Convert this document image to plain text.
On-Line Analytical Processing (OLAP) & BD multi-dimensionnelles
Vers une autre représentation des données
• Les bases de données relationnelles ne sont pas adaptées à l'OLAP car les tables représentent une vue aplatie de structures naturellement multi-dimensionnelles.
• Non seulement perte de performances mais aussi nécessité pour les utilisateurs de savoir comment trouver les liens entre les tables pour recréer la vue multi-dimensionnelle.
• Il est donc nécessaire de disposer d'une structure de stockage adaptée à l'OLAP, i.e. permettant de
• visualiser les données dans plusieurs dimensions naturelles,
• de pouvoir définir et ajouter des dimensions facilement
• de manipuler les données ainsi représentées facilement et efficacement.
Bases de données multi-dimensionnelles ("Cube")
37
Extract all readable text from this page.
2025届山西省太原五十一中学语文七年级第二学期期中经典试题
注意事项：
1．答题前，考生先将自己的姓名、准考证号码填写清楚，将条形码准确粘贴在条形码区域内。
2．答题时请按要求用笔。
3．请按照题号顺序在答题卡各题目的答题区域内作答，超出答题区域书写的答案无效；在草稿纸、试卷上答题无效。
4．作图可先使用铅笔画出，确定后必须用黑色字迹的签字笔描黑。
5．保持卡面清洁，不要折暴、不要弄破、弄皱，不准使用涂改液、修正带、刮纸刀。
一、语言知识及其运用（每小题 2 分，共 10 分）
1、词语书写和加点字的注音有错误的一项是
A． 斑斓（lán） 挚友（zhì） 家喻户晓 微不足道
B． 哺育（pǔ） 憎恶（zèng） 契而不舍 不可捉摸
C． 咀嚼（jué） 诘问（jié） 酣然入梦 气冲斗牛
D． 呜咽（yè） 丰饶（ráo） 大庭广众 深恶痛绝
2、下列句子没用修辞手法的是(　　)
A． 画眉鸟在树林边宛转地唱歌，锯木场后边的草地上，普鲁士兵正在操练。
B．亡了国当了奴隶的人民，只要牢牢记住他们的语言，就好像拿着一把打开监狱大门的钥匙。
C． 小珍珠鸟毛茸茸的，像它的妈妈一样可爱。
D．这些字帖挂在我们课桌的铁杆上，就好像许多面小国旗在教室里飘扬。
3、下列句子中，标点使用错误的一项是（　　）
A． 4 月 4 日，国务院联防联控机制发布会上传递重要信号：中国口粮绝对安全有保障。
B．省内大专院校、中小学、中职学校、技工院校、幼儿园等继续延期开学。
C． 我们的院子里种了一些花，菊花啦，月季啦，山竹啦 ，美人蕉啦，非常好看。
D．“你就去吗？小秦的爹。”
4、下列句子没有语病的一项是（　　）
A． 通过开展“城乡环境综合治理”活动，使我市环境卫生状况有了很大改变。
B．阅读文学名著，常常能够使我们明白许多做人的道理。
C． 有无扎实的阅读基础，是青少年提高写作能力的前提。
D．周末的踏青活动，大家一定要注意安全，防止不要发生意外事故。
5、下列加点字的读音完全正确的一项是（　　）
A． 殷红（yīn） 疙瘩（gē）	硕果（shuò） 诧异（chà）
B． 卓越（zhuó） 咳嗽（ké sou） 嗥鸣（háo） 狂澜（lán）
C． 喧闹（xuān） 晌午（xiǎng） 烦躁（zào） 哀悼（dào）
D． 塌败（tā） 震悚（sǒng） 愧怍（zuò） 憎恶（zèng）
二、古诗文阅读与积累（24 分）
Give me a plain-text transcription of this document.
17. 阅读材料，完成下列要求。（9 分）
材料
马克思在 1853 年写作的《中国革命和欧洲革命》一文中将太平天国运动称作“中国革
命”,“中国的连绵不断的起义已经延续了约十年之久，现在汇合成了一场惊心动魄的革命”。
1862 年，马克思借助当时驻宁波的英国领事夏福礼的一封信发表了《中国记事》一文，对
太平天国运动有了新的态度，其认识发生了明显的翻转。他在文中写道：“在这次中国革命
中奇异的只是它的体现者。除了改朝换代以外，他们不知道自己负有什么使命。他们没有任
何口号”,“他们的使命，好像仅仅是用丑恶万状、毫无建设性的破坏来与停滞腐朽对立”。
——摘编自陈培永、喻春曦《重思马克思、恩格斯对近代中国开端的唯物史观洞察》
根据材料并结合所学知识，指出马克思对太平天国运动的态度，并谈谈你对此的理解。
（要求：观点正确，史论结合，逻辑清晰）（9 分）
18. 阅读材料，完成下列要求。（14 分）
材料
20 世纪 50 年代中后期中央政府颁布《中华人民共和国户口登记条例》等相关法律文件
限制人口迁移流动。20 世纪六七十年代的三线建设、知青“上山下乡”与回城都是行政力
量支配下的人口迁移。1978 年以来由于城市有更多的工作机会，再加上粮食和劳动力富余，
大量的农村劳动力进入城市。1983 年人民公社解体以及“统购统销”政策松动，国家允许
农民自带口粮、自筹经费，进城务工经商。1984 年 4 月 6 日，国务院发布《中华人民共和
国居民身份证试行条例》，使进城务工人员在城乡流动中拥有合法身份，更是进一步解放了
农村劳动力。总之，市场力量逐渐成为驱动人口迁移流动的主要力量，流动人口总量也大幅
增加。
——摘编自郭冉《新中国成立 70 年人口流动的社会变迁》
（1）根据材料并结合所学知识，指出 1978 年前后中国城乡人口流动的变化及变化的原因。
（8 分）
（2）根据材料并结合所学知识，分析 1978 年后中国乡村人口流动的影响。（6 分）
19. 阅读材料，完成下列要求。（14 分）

__What is needed__
Each line above that includes "this" should be shown.

__Exercise solution__
Convert this document image to plain text.
Extract all readable text from this page.
Give me a plain-text transcription of this document.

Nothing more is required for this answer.